## begin Data provided

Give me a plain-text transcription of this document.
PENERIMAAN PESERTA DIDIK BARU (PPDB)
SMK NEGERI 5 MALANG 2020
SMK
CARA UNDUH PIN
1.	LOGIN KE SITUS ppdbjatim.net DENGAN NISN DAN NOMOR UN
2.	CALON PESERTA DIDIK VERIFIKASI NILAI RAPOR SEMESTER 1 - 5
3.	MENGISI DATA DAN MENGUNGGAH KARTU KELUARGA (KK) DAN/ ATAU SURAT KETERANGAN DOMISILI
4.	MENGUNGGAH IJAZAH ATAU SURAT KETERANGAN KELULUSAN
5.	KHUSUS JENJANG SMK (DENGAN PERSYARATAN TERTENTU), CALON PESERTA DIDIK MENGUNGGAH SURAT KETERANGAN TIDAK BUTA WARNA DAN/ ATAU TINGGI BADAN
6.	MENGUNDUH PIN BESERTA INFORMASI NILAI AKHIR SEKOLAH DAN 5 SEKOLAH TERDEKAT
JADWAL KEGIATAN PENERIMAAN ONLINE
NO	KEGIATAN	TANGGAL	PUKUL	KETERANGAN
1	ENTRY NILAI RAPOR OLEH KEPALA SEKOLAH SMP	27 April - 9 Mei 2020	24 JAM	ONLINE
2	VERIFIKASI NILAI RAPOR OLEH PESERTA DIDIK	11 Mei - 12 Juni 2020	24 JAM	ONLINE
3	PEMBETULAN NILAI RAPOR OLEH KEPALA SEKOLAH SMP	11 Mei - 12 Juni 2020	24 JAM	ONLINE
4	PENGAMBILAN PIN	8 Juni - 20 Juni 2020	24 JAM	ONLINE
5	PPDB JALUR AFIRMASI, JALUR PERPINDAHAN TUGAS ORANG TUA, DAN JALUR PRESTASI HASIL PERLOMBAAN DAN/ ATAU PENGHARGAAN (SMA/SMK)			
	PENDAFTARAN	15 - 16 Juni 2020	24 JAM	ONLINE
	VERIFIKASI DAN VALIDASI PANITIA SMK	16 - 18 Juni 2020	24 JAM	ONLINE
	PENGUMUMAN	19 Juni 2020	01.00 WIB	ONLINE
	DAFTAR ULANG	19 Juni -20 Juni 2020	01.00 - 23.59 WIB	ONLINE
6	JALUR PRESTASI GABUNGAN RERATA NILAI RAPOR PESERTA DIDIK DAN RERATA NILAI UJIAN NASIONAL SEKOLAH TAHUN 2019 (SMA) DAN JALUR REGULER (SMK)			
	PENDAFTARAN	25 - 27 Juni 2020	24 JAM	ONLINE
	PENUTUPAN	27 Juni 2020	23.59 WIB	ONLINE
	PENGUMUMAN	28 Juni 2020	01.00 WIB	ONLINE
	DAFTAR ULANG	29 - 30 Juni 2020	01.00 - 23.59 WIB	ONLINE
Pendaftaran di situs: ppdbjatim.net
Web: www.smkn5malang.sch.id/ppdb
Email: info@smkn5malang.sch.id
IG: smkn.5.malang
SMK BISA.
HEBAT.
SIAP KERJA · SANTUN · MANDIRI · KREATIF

## end Data provided

* [Your instructions] From the data, collect all lines where the string "KEPALA" appears.

* [Reply]
1	ENTRY NILAI RAPOR OLEH KEPALA SEKOLAH SMP	27 April - 9 Mei 2020	24 JAM	ONLINE
3	PEMBETULAN NILAI RAPOR OLEH KEPALA SEKOLAH SMP	11 Mei - 12 Juni 2020	24 JAM	ONLINE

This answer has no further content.